- _Exercise brief_: Which lines have the string "then"? Copy all of them from the entries below.

[begin Provided material]

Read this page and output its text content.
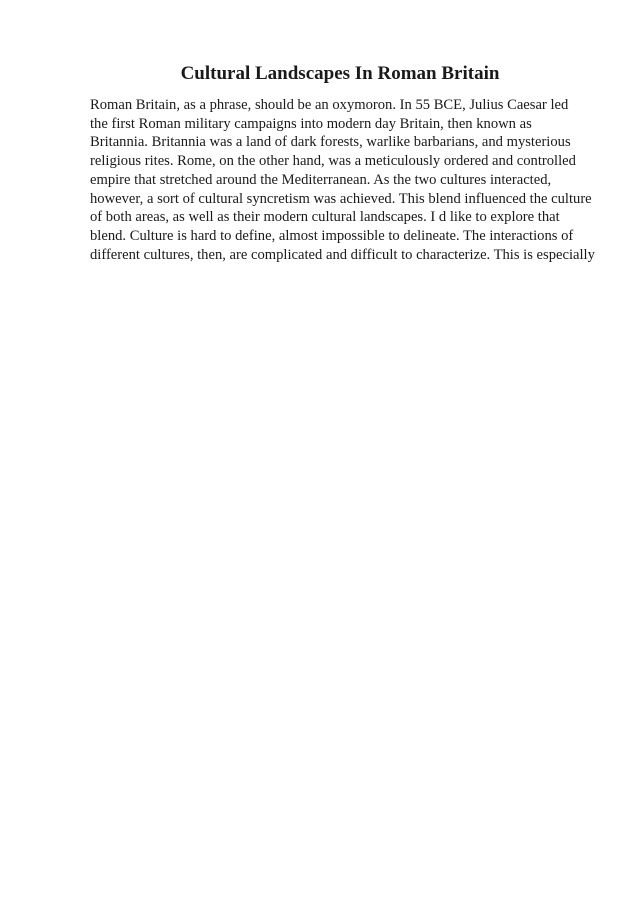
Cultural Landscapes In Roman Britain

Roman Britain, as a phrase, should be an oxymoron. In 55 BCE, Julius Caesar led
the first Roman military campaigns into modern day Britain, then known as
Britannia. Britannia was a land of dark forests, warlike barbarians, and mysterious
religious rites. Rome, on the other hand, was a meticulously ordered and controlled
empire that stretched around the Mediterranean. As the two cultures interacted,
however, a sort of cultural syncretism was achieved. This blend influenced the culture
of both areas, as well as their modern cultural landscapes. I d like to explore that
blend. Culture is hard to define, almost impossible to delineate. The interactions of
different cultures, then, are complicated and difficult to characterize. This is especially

[end Provided material]

- _Problem solution_:
the first Roman military campaigns into modern day Britain, then known as
different cultures, then, are complicated and difficult to characterize. This is especially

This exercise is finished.